"""

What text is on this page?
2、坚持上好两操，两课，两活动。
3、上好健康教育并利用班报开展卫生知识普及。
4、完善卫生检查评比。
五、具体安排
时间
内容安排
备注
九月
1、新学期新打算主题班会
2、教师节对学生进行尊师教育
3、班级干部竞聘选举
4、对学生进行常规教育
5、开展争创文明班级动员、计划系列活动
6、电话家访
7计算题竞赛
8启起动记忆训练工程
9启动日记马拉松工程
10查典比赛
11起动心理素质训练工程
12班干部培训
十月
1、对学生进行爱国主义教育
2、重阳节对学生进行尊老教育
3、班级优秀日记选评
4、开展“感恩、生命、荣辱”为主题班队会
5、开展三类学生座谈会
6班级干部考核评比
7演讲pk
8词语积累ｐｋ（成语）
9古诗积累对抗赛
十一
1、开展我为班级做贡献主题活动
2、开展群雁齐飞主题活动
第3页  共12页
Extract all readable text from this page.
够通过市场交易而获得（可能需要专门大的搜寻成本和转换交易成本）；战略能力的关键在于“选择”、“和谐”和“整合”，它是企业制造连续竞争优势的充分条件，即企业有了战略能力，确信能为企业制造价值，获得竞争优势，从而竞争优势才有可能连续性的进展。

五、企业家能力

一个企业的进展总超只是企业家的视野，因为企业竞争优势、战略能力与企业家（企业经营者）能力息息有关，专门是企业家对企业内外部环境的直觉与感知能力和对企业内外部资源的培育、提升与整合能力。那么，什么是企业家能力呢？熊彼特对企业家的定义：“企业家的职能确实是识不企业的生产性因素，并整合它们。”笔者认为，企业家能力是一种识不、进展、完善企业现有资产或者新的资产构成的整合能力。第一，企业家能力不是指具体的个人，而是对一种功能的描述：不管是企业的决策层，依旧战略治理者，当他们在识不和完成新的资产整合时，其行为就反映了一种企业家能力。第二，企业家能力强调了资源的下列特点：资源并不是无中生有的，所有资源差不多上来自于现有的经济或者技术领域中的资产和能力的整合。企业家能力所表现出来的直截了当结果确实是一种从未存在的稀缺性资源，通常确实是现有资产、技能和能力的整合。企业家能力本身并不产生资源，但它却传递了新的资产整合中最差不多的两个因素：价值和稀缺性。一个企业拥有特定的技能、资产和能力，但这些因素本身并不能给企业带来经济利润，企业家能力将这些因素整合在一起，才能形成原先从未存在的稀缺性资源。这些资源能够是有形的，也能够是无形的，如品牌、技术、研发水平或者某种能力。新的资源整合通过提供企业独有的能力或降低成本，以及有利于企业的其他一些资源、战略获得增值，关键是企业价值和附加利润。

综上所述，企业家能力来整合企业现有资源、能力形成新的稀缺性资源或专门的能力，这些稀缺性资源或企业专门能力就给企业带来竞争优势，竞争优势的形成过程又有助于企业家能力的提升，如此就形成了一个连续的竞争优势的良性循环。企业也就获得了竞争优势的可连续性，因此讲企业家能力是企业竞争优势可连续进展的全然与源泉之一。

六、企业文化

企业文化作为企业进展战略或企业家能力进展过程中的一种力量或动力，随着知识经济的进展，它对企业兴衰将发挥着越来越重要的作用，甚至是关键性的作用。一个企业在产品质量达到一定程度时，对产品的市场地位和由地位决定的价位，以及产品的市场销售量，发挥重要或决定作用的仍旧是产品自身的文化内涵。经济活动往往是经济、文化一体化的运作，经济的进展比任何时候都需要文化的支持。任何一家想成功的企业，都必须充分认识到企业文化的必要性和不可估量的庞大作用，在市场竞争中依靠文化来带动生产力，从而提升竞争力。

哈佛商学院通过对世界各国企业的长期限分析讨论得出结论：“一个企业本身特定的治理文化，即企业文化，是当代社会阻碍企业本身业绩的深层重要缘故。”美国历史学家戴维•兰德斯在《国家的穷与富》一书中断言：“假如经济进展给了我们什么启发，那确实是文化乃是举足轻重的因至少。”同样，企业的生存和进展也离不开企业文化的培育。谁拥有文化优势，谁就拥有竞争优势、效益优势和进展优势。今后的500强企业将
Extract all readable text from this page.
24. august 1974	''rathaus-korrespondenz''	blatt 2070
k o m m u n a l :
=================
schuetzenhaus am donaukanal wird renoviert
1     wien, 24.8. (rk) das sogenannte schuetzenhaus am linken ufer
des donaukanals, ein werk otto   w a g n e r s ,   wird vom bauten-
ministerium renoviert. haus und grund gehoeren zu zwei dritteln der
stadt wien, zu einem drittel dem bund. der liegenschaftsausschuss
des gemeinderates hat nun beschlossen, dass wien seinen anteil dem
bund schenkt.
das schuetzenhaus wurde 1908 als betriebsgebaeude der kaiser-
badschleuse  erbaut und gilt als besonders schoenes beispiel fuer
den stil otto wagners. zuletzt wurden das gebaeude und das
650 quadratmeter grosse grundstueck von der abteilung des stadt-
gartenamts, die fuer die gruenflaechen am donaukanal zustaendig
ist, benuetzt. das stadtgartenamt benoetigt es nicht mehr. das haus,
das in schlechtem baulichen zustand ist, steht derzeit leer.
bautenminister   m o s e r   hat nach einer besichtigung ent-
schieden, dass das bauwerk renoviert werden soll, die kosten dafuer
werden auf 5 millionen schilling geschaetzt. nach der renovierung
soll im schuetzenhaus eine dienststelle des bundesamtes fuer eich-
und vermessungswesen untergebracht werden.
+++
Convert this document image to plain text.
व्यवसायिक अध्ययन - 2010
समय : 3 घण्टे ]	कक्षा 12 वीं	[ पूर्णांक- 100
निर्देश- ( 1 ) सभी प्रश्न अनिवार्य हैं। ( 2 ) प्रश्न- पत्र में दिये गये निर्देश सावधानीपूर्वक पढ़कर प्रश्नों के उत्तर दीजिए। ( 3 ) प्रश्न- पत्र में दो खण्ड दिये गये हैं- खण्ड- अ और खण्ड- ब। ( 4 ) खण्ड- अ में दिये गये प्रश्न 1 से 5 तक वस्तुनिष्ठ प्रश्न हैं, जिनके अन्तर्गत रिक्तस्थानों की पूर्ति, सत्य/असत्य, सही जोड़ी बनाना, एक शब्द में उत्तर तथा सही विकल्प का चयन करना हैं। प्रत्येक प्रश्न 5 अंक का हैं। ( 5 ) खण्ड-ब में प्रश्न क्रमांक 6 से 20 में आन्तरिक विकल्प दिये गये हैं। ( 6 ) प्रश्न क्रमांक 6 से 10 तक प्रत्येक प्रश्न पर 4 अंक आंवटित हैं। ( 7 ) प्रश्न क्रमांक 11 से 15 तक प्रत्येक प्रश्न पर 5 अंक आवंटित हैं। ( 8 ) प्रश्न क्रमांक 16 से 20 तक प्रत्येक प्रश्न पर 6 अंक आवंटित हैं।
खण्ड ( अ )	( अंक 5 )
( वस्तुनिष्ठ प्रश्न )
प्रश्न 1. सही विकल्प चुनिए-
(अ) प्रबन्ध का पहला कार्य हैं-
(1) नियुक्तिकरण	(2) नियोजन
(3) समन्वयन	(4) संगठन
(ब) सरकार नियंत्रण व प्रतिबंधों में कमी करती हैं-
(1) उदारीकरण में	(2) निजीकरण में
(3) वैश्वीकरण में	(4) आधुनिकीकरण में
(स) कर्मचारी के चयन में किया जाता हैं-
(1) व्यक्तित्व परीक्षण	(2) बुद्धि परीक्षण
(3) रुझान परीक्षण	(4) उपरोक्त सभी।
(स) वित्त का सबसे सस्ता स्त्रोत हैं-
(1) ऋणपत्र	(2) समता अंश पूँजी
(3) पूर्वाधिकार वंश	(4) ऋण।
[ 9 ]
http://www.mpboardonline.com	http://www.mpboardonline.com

"""

### REQUIREMENT
Work out how many lines of the data above contain the string "werden" and give the number alone.

### WRITTEN SOLUTION
3